Extract each line from the entries below that has the string "福島の甲状腺検査は即刻中止すべきだ" in it.

* Begin Data provided *

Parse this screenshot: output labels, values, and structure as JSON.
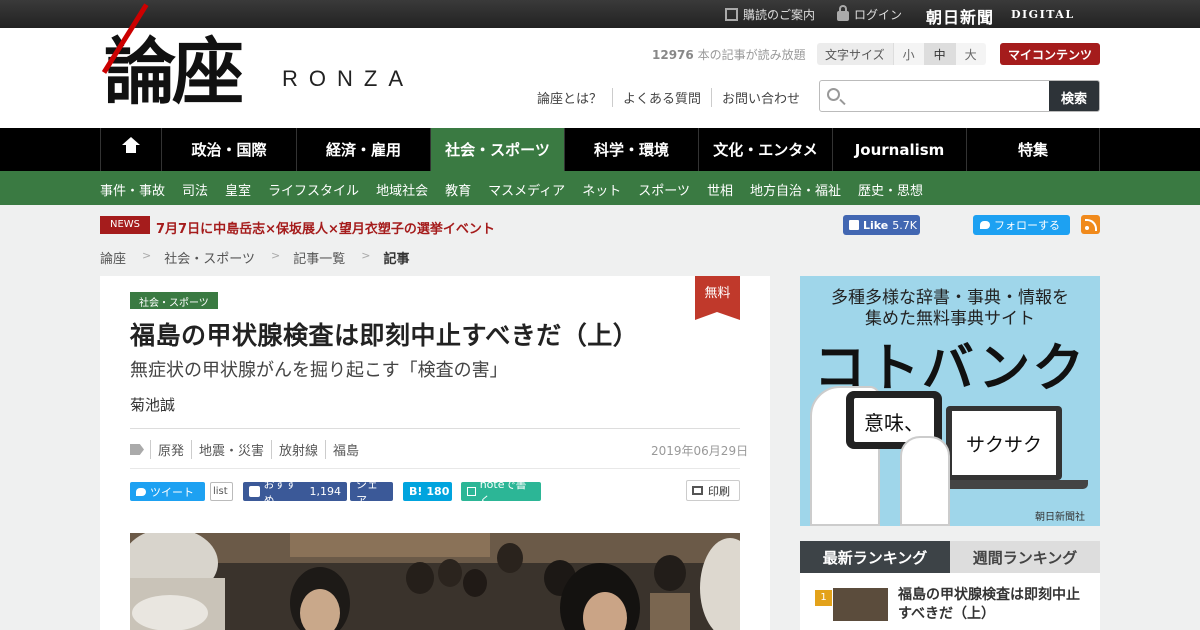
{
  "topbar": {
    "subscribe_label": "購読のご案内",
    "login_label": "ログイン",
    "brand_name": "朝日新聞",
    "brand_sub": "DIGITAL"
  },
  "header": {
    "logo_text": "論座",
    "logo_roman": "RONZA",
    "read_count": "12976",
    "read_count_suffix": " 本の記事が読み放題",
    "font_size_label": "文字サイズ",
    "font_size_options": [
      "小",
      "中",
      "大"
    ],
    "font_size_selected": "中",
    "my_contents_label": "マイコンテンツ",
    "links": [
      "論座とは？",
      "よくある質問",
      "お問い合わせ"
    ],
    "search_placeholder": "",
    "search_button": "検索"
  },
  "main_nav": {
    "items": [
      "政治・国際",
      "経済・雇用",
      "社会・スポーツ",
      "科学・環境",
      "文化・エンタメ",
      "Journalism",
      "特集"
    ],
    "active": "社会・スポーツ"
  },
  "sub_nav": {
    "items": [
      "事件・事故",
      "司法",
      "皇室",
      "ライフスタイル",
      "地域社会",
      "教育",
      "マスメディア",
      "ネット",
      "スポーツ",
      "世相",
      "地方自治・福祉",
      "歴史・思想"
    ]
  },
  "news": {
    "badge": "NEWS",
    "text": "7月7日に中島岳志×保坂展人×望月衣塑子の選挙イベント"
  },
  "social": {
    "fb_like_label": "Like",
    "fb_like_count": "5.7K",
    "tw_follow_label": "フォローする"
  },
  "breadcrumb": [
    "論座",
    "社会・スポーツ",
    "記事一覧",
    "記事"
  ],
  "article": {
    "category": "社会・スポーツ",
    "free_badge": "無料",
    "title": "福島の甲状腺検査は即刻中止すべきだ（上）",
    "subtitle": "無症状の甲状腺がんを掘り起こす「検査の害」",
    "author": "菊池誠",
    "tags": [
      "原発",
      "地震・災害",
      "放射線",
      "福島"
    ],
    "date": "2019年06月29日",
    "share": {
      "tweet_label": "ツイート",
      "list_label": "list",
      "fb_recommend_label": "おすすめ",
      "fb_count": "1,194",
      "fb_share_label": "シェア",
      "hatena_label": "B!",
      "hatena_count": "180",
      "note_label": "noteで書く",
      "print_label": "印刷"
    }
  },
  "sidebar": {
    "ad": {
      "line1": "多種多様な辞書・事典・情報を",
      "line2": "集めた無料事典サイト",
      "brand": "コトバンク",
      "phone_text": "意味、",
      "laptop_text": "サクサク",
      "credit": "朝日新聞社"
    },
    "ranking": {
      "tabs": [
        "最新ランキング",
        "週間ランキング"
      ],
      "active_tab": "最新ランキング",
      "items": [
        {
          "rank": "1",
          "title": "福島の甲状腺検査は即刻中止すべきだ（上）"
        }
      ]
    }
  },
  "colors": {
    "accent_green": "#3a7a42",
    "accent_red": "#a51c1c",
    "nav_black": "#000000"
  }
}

* End Data provided *

• Problem solution:
    "title": "福島の甲状腺検査は即刻中止すべきだ（上）",
          "title": "福島の甲状腺検査は即刻中止すべきだ（上）"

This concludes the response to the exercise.